Every record must be written out once more, with nothing added or omitted.

Records about charts and figures
↓↓↓

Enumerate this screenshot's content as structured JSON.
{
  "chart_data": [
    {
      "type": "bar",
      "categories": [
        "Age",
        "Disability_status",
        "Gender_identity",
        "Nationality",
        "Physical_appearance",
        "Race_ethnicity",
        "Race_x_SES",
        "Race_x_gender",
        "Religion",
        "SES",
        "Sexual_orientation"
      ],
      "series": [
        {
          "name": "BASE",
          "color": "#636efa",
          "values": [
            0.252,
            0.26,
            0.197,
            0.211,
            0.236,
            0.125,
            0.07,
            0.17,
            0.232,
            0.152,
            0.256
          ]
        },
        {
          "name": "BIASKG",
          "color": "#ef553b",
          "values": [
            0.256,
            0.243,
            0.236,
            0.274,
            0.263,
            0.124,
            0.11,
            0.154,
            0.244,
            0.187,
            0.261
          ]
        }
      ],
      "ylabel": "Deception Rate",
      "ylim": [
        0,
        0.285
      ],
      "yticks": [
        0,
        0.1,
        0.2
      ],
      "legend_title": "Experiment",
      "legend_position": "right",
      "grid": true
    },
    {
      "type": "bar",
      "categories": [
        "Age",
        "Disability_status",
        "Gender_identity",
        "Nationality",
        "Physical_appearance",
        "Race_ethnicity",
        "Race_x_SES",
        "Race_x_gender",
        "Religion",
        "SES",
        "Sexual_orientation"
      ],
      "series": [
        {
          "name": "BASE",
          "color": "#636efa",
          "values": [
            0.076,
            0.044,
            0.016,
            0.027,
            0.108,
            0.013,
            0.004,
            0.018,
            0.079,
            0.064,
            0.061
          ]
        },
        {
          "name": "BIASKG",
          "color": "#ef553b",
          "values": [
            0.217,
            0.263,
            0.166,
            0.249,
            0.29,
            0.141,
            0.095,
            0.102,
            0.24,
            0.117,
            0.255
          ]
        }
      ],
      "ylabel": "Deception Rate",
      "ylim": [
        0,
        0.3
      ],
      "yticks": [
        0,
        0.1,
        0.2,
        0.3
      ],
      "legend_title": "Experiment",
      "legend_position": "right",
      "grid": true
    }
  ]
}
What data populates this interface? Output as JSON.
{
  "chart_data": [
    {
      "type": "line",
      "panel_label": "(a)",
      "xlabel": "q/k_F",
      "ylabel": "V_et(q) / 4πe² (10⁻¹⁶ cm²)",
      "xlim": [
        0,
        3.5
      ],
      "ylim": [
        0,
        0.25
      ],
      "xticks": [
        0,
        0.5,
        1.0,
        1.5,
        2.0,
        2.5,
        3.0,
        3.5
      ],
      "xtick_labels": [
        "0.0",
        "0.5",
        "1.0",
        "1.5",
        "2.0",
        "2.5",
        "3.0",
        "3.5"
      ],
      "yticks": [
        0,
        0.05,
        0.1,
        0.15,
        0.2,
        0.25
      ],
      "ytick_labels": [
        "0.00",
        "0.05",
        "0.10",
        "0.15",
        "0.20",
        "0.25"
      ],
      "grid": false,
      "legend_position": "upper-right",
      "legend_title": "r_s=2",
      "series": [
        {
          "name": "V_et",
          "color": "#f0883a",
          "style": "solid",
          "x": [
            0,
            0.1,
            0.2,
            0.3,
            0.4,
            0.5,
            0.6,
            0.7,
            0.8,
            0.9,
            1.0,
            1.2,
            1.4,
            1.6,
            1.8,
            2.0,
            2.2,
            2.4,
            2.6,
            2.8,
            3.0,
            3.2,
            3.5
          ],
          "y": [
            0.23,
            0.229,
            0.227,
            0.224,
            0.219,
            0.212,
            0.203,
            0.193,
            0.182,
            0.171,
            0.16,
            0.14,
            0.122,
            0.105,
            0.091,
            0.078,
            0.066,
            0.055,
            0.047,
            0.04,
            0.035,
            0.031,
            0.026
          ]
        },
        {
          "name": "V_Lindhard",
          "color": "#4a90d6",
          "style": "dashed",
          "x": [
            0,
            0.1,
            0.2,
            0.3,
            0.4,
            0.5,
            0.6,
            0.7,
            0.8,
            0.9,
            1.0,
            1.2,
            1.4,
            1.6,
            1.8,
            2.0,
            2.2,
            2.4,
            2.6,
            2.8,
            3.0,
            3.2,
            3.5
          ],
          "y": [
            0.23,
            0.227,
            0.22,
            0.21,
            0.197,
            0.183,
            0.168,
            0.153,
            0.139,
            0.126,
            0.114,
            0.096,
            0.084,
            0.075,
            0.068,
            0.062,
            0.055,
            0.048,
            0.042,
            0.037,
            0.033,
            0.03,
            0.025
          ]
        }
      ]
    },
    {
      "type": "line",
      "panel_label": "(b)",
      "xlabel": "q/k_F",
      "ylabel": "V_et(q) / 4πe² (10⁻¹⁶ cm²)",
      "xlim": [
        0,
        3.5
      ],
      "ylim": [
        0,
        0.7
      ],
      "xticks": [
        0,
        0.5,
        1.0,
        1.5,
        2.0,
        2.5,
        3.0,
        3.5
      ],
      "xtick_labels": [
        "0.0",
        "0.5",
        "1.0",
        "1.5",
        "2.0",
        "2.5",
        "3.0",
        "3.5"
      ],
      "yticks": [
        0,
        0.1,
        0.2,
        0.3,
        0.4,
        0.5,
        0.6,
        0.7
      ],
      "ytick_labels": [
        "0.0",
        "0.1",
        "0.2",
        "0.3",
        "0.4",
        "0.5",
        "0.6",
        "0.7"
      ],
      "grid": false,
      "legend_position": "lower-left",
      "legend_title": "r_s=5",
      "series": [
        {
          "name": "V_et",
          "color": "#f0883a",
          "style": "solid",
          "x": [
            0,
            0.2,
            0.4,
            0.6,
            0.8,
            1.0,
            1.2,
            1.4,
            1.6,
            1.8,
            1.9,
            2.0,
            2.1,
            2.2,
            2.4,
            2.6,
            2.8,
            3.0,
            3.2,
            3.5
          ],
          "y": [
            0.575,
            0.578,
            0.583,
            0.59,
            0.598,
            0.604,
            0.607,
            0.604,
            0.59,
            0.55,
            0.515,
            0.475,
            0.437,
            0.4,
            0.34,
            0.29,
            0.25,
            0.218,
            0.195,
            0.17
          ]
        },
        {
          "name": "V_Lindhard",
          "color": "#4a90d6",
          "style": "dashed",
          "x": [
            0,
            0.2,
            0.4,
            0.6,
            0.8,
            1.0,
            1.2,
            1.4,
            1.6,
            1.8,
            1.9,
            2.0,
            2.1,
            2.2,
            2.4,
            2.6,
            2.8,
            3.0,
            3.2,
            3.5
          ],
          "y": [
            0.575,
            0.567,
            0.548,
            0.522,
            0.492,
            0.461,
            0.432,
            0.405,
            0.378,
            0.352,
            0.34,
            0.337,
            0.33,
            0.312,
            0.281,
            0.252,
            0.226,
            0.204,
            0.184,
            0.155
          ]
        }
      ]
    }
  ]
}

↑↑↑

_FULL ANSWER_.
Enumerate this screenshot's content as structured JSON.
{
  "chart_data": [
    {
      "type": "bar",
      "categories": [
        "Age",
        "Disability_status",
        "Gender_identity",
        "Nationality",
        "Physical_appearance",
        "Race_ethnicity",
        "Race_x_SES",
        "Race_x_gender",
        "Religion",
        "SES",
        "Sexual_orientation"
      ],
      "series": [
        {
          "name": "BASE",
          "color": "#636efa",
          "values": [
            0.252,
            0.26,
            0.197,
            0.211,
            0.236,
            0.125,
            0.07,
            0.17,
            0.232,
            0.152,
            0.256
          ]
        },
        {
          "name": "BIASKG",
          "color": "#ef553b",
          "values": [
            0.256,
            0.243,
            0.236,
            0.274,
            0.263,
            0.124,
            0.11,
            0.154,
            0.244,
            0.187,
            0.261
          ]
        }
      ],
      "ylabel": "Deception Rate",
      "ylim": [
        0,
        0.285
      ],
      "yticks": [
        0,
        0.1,
        0.2
      ],
      "legend_title": "Experiment",
      "legend_position": "right",
      "grid": true
    },
    {
      "type": "bar",
      "categories": [
        "Age",
        "Disability_status",
        "Gender_identity",
        "Nationality",
        "Physical_appearance",
        "Race_ethnicity",
        "Race_x_SES",
        "Race_x_gender",
        "Religion",
        "SES",
        "Sexual_orientation"
      ],
      "series": [
        {
          "name": "BASE",
          "color": "#636efa",
          "values": [
            0.076,
            0.044,
            0.016,
            0.027,
            0.108,
            0.013,
            0.004,
            0.018,
            0.079,
            0.064,
            0.061
          ]
        },
        {
          "name": "BIASKG",
          "color": "#ef553b",
          "values": [
            0.217,
            0.263,
            0.166,
            0.249,
            0.29,
            0.141,
            0.095,
            0.102,
            0.24,
            0.117,
            0.255
          ]
        }
      ],
      "ylabel": "Deception Rate",
      "ylim": [
        0,
        0.3
      ],
      "yticks": [
        0,
        0.1,
        0.2,
        0.3
      ],
      "legend_title": "Experiment",
      "legend_position": "right",
      "grid": true
    }
  ]
}
What data populates this interface? Output as JSON.
{
  "chart_data": [
    {
      "type": "line",
      "panel_label": "(a)",
      "xlabel": "q/k_F",
      "ylabel": "V_et(q) / 4πe² (10⁻¹⁶ cm²)",
      "xlim": [
        0,
        3.5
      ],
      "ylim": [
        0,
        0.25
      ],
      "xticks": [
        0,
        0.5,
        1.0,
        1.5,
        2.0,
        2.5,
        3.0,
        3.5
      ],
      "xtick_labels": [
        "0.0",
        "0.5",
        "1.0",
        "1.5",
        "2.0",
        "2.5",
        "3.0",
        "3.5"
      ],
      "yticks": [
        0,
        0.05,
        0.1,
        0.15,
        0.2,
        0.25
      ],
      "ytick_labels": [
        "0.00",
        "0.05",
        "0.10",
        "0.15",
        "0.20",
        "0.25"
      ],
      "grid": false,
      "legend_position": "upper-right",
      "legend_title": "r_s=2",
      "series": [
        {
          "name": "V_et",
          "color": "#f0883a",
          "style": "solid",
          "x": [
            0,
            0.1,
            0.2,
            0.3,
            0.4,
            0.5,
            0.6,
            0.7,
            0.8,
            0.9,
            1.0,
            1.2,
            1.4,
            1.6,
            1.8,
            2.0,
            2.2,
            2.4,
            2.6,
            2.8,
            3.0,
            3.2,
            3.5
          ],
          "y": [
            0.23,
            0.229,
            0.227,
            0.224,
            0.219,
            0.212,
            0.203,
            0.193,
            0.182,
            0.171,
            0.16,
            0.14,
            0.122,
            0.105,
            0.091,
            0.078,
            0.066,
            0.055,
            0.047,
            0.04,
            0.035,
            0.031,
            0.026
          ]
        },
        {
          "name": "V_Lindhard",
          "color": "#4a90d6",
          "style": "dashed",
          "x": [
            0,
            0.1,
            0.2,
            0.3,
            0.4,
            0.5,
            0.6,
            0.7,
            0.8,
            0.9,
            1.0,
            1.2,
            1.4,
            1.6,
            1.8,
            2.0,
            2.2,
            2.4,
            2.6,
            2.8,
            3.0,
            3.2,
            3.5
          ],
          "y": [
            0.23,
            0.227,
            0.22,
            0.21,
            0.197,
            0.183,
            0.168,
            0.153,
            0.139,
            0.126,
            0.114,
            0.096,
            0.084,
            0.075,
            0.068,
            0.062,
            0.055,
            0.048,
            0.042,
            0.037,
            0.033,
            0.03,
            0.025
          ]
        }
      ]
    },
    {
      "type": "line",
      "panel_label": "(b)",
      "xlabel": "q/k_F",
      "ylabel": "V_et(q) / 4πe² (10⁻¹⁶ cm²)",
      "xlim": [
        0,
        3.5
      ],
      "ylim": [
        0,
        0.7
      ],
      "xticks": [
        0,
        0.5,
        1.0,
        1.5,
        2.0,
        2.5,
        3.0,
        3.5
      ],
      "xtick_labels": [
        "0.0",
        "0.5",
        "1.0",
        "1.5",
        "2.0",
        "2.5",
        "3.0",
        "3.5"
      ],
      "yticks": [
        0,
        0.1,
        0.2,
        0.3,
        0.4,
        0.5,
        0.6,
        0.7
      ],
      "ytick_labels": [
        "0.0",
        "0.1",
        "0.2",
        "0.3",
        "0.4",
        "0.5",
        "0.6",
        "0.7"
      ],
      "grid": false,
      "legend_position": "lower-left",
      "legend_title": "r_s=5",
      "series": [
        {
          "name": "V_et",
          "color": "#f0883a",
          "style": "solid",
          "x": [
            0,
            0.2,
            0.4,
            0.6,
            0.8,
            1.0,
            1.2,
            1.4,
            1.6,
            1.8,
            1.9,
            2.0,
            2.1,
            2.2,
            2.4,
            2.6,
            2.8,
            3.0,
            3.2,
            3.5
          ],
          "y": [
            0.575,
            0.578,
            0.583,
            0.59,
            0.598,
            0.604,
            0.607,
            0.604,
            0.59,
            0.55,
            0.515,
            0.475,
            0.437,
            0.4,
            0.34,
            0.29,
            0.25,
            0.218,
            0.195,
            0.17
          ]
        },
        {
          "name": "V_Lindhard",
          "color": "#4a90d6",
          "style": "dashed",
          "x": [
            0,
            0.2,
            0.4,
            0.6,
            0.8,
            1.0,
            1.2,
            1.4,
            1.6,
            1.8,
            1.9,
            2.0,
            2.1,
            2.2,
            2.4,
            2.6,
            2.8,
            3.0,
            3.2,
            3.5
          ],
          "y": [
            0.575,
            0.567,
            0.548,
            0.522,
            0.492,
            0.461,
            0.432,
            0.405,
            0.378,
            0.352,
            0.34,
            0.337,
            0.33,
            0.312,
            0.281,
            0.252,
            0.226,
            0.204,
            0.184,
            0.155
          ]
        }
      ]
    }
  ]
}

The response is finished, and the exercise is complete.